• _What is being asked_
Write out the records beneath this line exactly as they appear, minus any images.

= = = =

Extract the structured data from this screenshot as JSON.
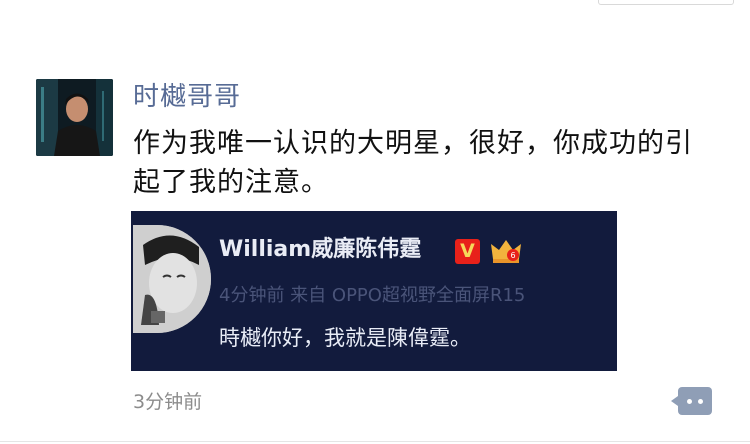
{
  "post": {
    "username": "时樾哥哥",
    "text": "作为我唯一认识的大明星，很好，你成功的引起了我的注意。",
    "time": "3分钟前"
  },
  "shared_card": {
    "name": "William威廉陈伟霆",
    "verified_badge": "V",
    "meta": "4分钟前 来自 OPPO超视野全面屏R15",
    "text": "時樾你好，我就是陳偉霆。"
  },
  "icons": {
    "avatar": "user-avatar-photo",
    "card_avatar": "celebrity-avatar-photo",
    "vip": "crown-icon",
    "comment": "comment-icon"
  },
  "colors": {
    "username": "#576b95",
    "card_bg": "#121b3d",
    "badge": "#e8211a",
    "comment_button": "#8f9eb6"
  }
}
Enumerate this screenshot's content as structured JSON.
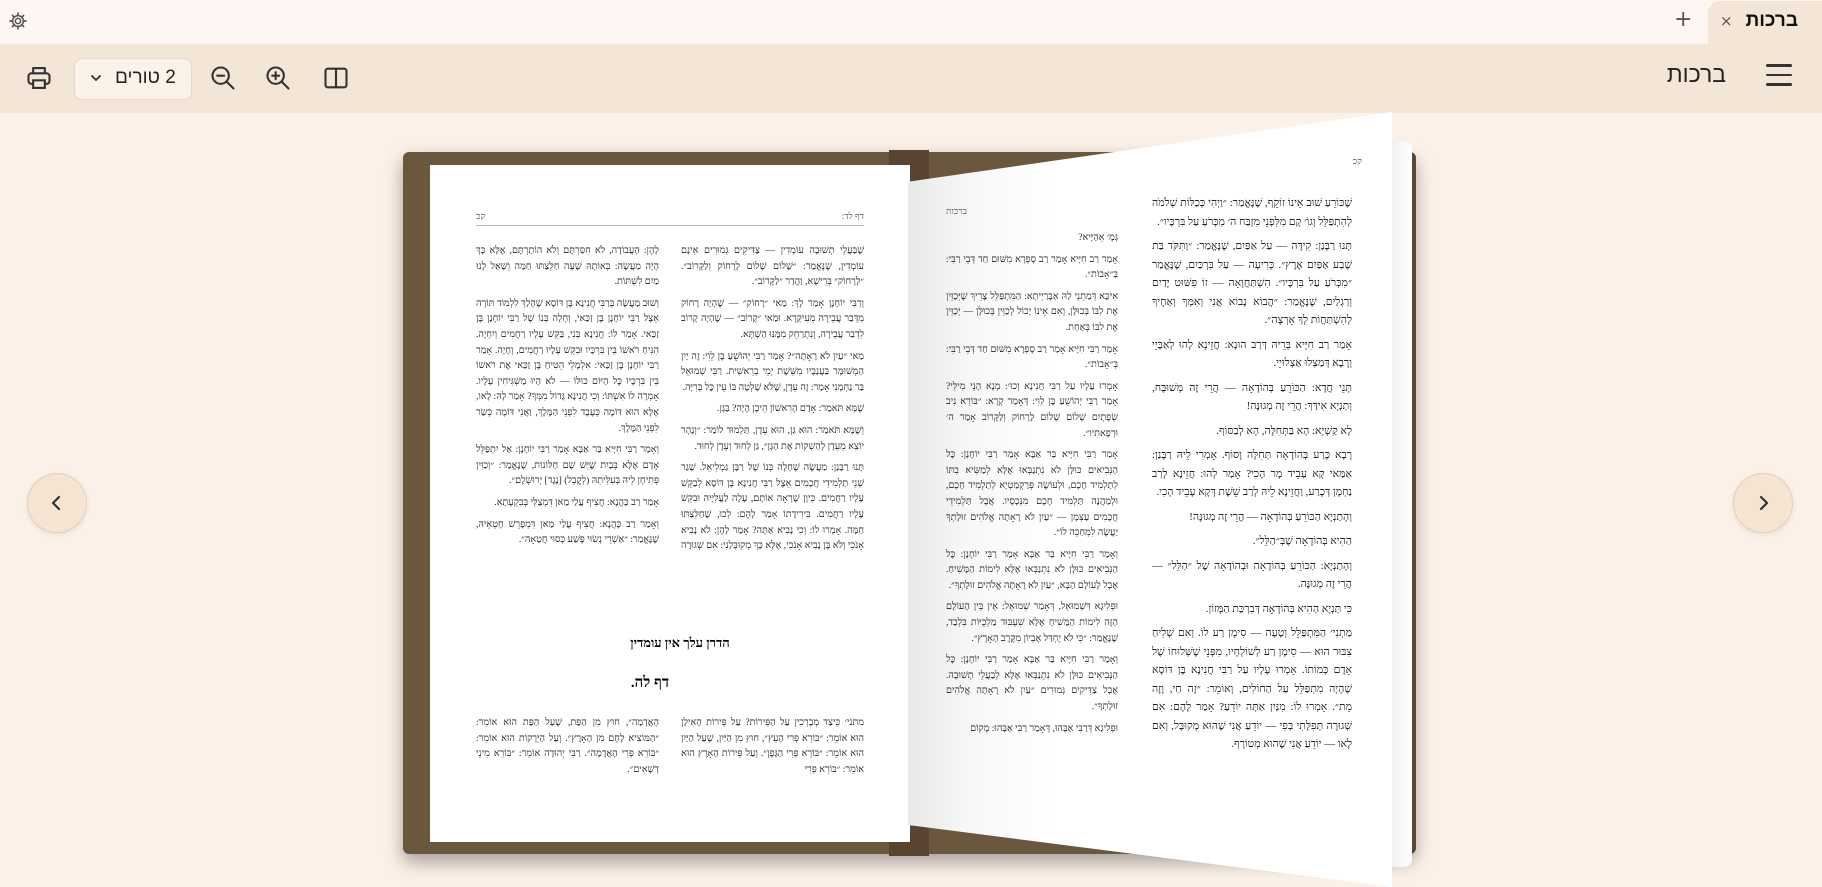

= = = =

• _Answer in full_
Extract the structured data from this screenshot as JSON.
{
  "post": {
    "username": "时樾哥哥",
    "text": "作为我唯一认识的大明星，很好，你成功的引起了我的注意。",
    "time": "3分钟前"
  },
  "shared_card": {
    "name": "William威廉陈伟霆",
    "verified_badge": "V",
    "meta": "4分钟前 来自 OPPO超视野全面屏R15",
    "text": "時樾你好，我就是陳偉霆。"
  },
  "icons": {
    "avatar": "user-avatar-photo",
    "card_avatar": "celebrity-avatar-photo",
    "vip": "crown-icon",
    "comment": "comment-icon"
  },
  "colors": {
    "username": "#576b95",
    "card_bg": "#121b3d",
    "badge": "#e8211a",
    "comment_button": "#8f9eb6"
  }
}
Enumerate this screenshot's content as structured JSON.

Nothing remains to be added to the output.